* _SOURCE MATERIAL_
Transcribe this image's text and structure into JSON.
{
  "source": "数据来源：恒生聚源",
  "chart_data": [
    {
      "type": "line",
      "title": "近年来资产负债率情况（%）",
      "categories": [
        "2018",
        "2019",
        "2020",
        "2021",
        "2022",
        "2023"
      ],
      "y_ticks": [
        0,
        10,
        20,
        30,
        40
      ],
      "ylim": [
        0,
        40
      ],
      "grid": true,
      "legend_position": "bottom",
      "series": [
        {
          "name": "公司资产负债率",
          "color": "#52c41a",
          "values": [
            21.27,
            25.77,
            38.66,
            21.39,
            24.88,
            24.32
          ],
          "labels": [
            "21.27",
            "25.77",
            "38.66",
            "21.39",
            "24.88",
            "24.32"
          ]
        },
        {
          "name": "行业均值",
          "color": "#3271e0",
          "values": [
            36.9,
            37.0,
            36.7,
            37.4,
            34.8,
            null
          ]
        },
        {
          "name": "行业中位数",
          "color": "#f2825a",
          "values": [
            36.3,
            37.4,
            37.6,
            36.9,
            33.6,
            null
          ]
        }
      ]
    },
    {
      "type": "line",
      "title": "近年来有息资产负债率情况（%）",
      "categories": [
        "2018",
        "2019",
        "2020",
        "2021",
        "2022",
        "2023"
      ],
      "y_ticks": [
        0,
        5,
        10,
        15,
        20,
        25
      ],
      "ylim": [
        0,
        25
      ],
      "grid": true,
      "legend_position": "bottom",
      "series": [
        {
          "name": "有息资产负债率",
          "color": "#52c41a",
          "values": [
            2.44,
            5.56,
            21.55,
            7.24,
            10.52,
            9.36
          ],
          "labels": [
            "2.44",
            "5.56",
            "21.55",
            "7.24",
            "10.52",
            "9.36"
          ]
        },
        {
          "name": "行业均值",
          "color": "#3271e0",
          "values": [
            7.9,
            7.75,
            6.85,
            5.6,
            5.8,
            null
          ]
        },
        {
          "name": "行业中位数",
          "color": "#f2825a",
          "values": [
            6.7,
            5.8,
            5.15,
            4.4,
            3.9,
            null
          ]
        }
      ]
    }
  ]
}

* _WORK REQUIRED_
Print out every entry, keeping each one exact.

* _OUTPUT_
Transcribe this image's text and structure into JSON.
{
  "source": "数据来源：恒生聚源",
  "chart_data": [
    {
      "type": "line",
      "title": "近年来资产负债率情况（%）",
      "categories": [
        "2018",
        "2019",
        "2020",
        "2021",
        "2022",
        "2023"
      ],
      "y_ticks": [
        0,
        10,
        20,
        30,
        40
      ],
      "ylim": [
        0,
        40
      ],
      "grid": true,
      "legend_position": "bottom",
      "series": [
        {
          "name": "公司资产负债率",
          "color": "#52c41a",
          "values": [
            21.27,
            25.77,
            38.66,
            21.39,
            24.88,
            24.32
          ],
          "labels": [
            "21.27",
            "25.77",
            "38.66",
            "21.39",
            "24.88",
            "24.32"
          ]
        },
        {
          "name": "行业均值",
          "color": "#3271e0",
          "values": [
            36.9,
            37.0,
            36.7,
            37.4,
            34.8,
            null
          ]
        },
        {
          "name": "行业中位数",
          "color": "#f2825a",
          "values": [
            36.3,
            37.4,
            37.6,
            36.9,
            33.6,
            null
          ]
        }
      ]
    },
    {
      "type": "line",
      "title": "近年来有息资产负债率情况（%）",
      "categories": [
        "2018",
        "2019",
        "2020",
        "2021",
        "2022",
        "2023"
      ],
      "y_ticks": [
        0,
        5,
        10,
        15,
        20,
        25
      ],
      "ylim": [
        0,
        25
      ],
      "grid": true,
      "legend_position": "bottom",
      "series": [
        {
          "name": "有息资产负债率",
          "color": "#52c41a",
          "values": [
            2.44,
            5.56,
            21.55,
            7.24,
            10.52,
            9.36
          ],
          "labels": [
            "2.44",
            "5.56",
            "21.55",
            "7.24",
            "10.52",
            "9.36"
          ]
        },
        {
          "name": "行业均值",
          "color": "#3271e0",
          "values": [
            7.9,
            7.75,
            6.85,
            5.6,
            5.8,
            null
          ]
        },
        {
          "name": "行业中位数",
          "color": "#f2825a",
          "values": [
            6.7,
            5.8,
            5.15,
            4.4,
            3.9,
            null
          ]
        }
      ]
    }
  ]
}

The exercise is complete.